***** Exercise inputs *****
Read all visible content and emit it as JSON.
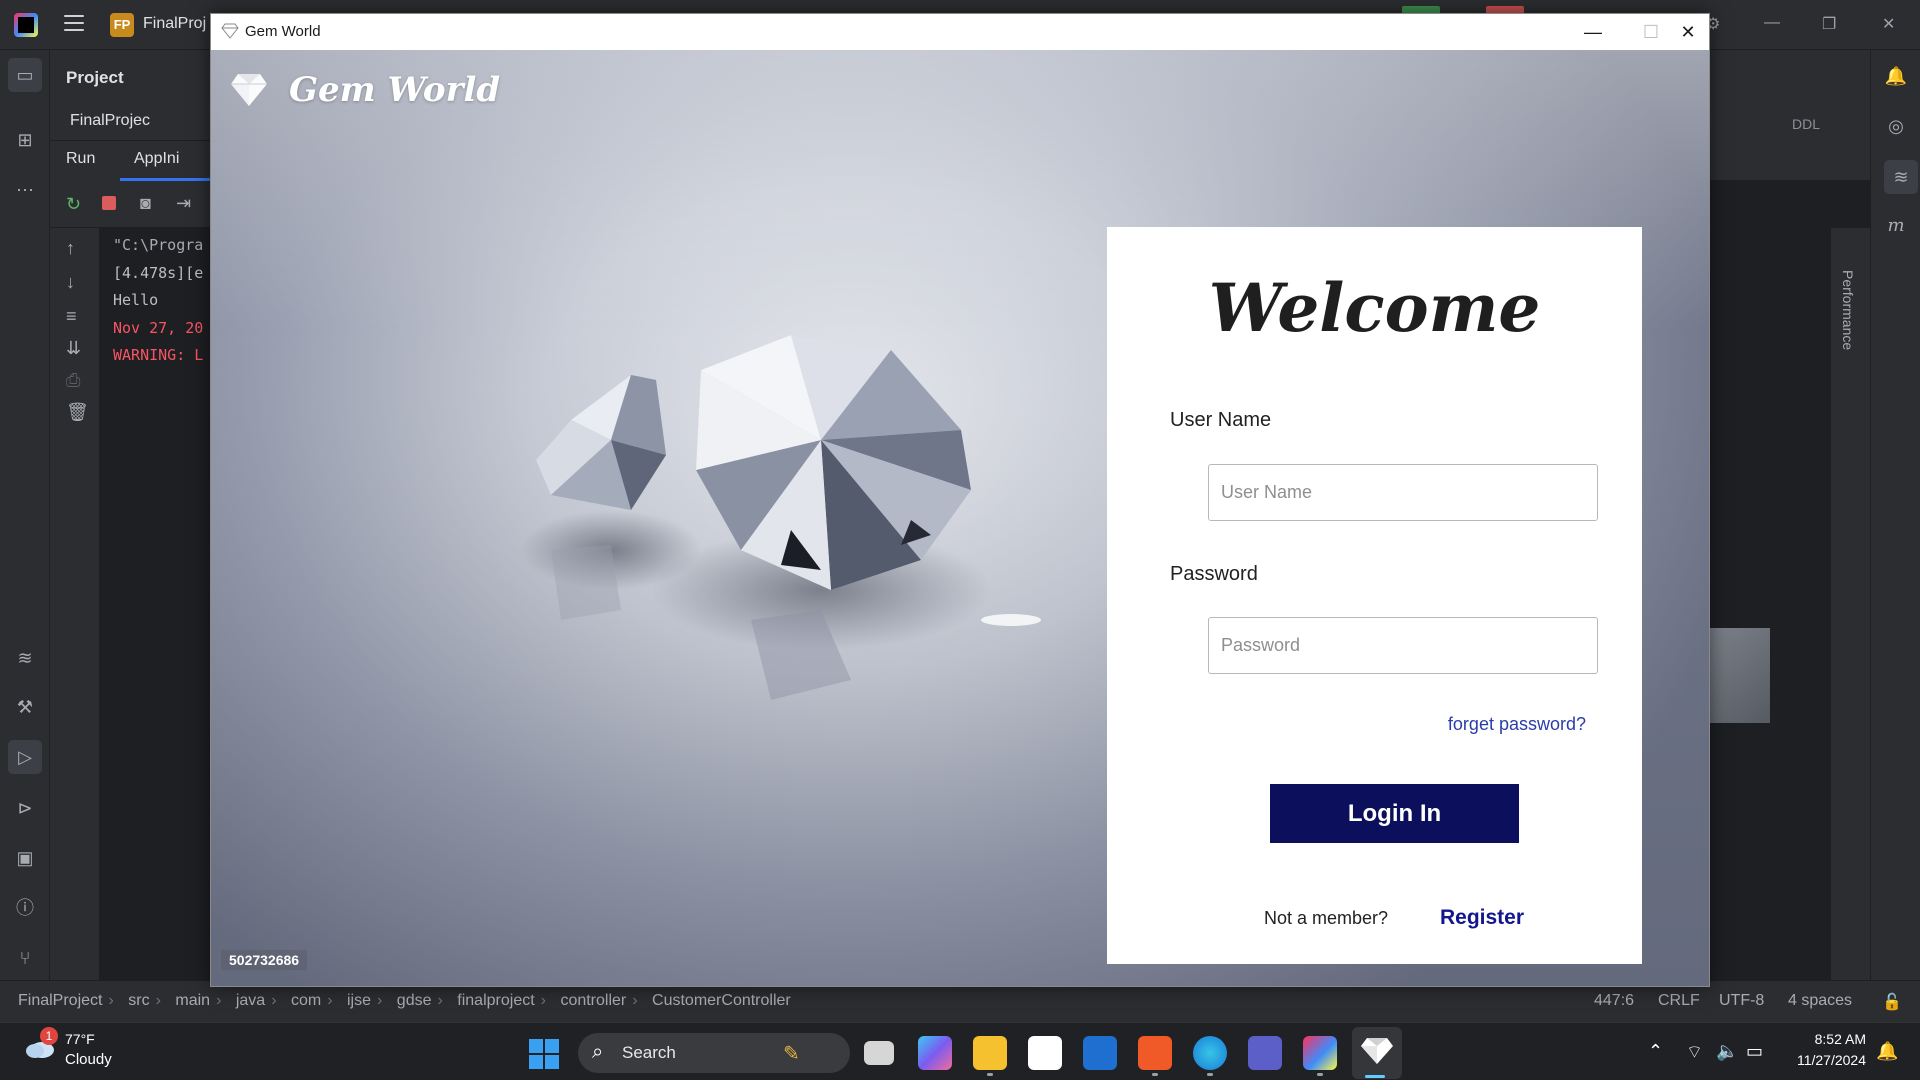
{
  "ide": {
    "project_badge": "FP",
    "project_name": "FinalProj",
    "project_panel_title": "Project",
    "tree_root": "FinalProjec",
    "run_label": "Run",
    "run_tab": "AppIni",
    "ddl_label": "DDL",
    "performance_label": "Performance",
    "console_lines": [
      {
        "text": "\"C:\\Progra",
        "color": "#a8abb2"
      },
      {
        "text": "[4.478s][e",
        "color": "#bcbec4"
      },
      {
        "text": "Hello",
        "color": "#bcbec4"
      },
      {
        "text": "Nov 27, 20",
        "color": "#f75464"
      },
      {
        "text": "WARNING: L",
        "color": "#f75464"
      }
    ],
    "breadcrumbs": [
      "FinalProject",
      "src",
      "main",
      "java",
      "com",
      "ijse",
      "gdse",
      "finalproject",
      "controller",
      "CustomerController"
    ],
    "status": {
      "position": "447:6",
      "line_ending": "CRLF",
      "encoding": "UTF-8",
      "indent": "4 spaces"
    }
  },
  "window": {
    "title": "Gem World",
    "minimize_icon": "minimize-icon",
    "maximize_icon": "maximize-icon",
    "close_icon": "close-icon"
  },
  "app": {
    "brand_name": "Gem World",
    "photo_id": "502732686",
    "login": {
      "heading": "Welcome",
      "username_label": "User Name",
      "username_placeholder": "User Name",
      "username_value": "",
      "password_label": "Password",
      "password_placeholder": "Password",
      "password_value": "",
      "forgot_link": "forget password?",
      "login_button": "Login In",
      "not_member_text": "Not a member?",
      "register_link": "Register"
    },
    "colors": {
      "login_button_bg": "#0b0f5c",
      "register_link": "#12178f",
      "forgot_link": "#2b3ea8"
    }
  },
  "taskbar": {
    "weather_temp": "77°F",
    "weather_desc": "Cloudy",
    "weather_badge": "1",
    "search_label": "Search",
    "time": "8:52 AM",
    "date": "11/27/2024"
  }
}
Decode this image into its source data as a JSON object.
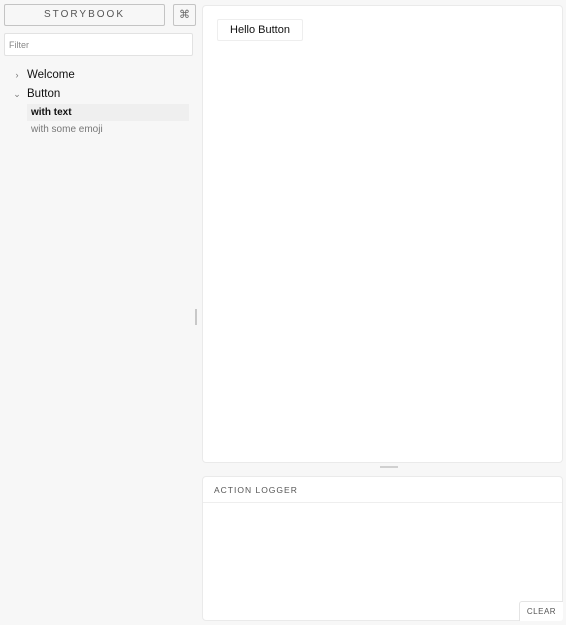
{
  "sidebar": {
    "brand": "STORYBOOK",
    "shortcut_icon": "⌘",
    "filter_placeholder": "Filter",
    "kinds": [
      {
        "label": "Welcome",
        "expanded": false,
        "caret": "›"
      },
      {
        "label": "Button",
        "expanded": true,
        "caret": "⌄",
        "stories": [
          {
            "label": "with text",
            "selected": true
          },
          {
            "label": "with some emoji",
            "selected": false
          }
        ]
      }
    ]
  },
  "preview": {
    "button_label": "Hello Button"
  },
  "action_logger": {
    "title": "ACTION LOGGER",
    "clear_label": "CLEAR"
  }
}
*****
▶ [Your goal]:
Give every record back exactly as it reads, with no images.

▶ [Reply to the exercise]:
Read all visible content and emit it as JSON.
{
  "ide": {
    "project_badge": "FP",
    "project_name": "FinalProj",
    "project_panel_title": "Project",
    "tree_root": "FinalProjec",
    "run_label": "Run",
    "run_tab": "AppIni",
    "ddl_label": "DDL",
    "performance_label": "Performance",
    "console_lines": [
      {
        "text": "\"C:\\Progra",
        "color": "#a8abb2"
      },
      {
        "text": "[4.478s][e",
        "color": "#bcbec4"
      },
      {
        "text": "Hello",
        "color": "#bcbec4"
      },
      {
        "text": "Nov 27, 20",
        "color": "#f75464"
      },
      {
        "text": "WARNING: L",
        "color": "#f75464"
      }
    ],
    "breadcrumbs": [
      "FinalProject",
      "src",
      "main",
      "java",
      "com",
      "ijse",
      "gdse",
      "finalproject",
      "controller",
      "CustomerController"
    ],
    "status": {
      "position": "447:6",
      "line_ending": "CRLF",
      "encoding": "UTF-8",
      "indent": "4 spaces"
    }
  },
  "window": {
    "title": "Gem World",
    "minimize_icon": "minimize-icon",
    "maximize_icon": "maximize-icon",
    "close_icon": "close-icon"
  },
  "app": {
    "brand_name": "Gem World",
    "photo_id": "502732686",
    "login": {
      "heading": "Welcome",
      "username_label": "User Name",
      "username_placeholder": "User Name",
      "username_value": "",
      "password_label": "Password",
      "password_placeholder": "Password",
      "password_value": "",
      "forgot_link": "forget password?",
      "login_button": "Login In",
      "not_member_text": "Not a member?",
      "register_link": "Register"
    },
    "colors": {
      "login_button_bg": "#0b0f5c",
      "register_link": "#12178f",
      "forgot_link": "#2b3ea8"
    }
  },
  "taskbar": {
    "weather_temp": "77°F",
    "weather_desc": "Cloudy",
    "weather_badge": "1",
    "search_label": "Search",
    "time": "8:52 AM",
    "date": "11/27/2024"
  }
}
Decode this image into its source data as a JSON object.
{
  "sidebar": {
    "brand": "STORYBOOK",
    "shortcut_icon": "⌘",
    "filter_placeholder": "Filter",
    "kinds": [
      {
        "label": "Welcome",
        "expanded": false,
        "caret": "›"
      },
      {
        "label": "Button",
        "expanded": true,
        "caret": "⌄",
        "stories": [
          {
            "label": "with text",
            "selected": true
          },
          {
            "label": "with some emoji",
            "selected": false
          }
        ]
      }
    ]
  },
  "preview": {
    "button_label": "Hello Button"
  },
  "action_logger": {
    "title": "ACTION LOGGER",
    "clear_label": "CLEAR"
  }
}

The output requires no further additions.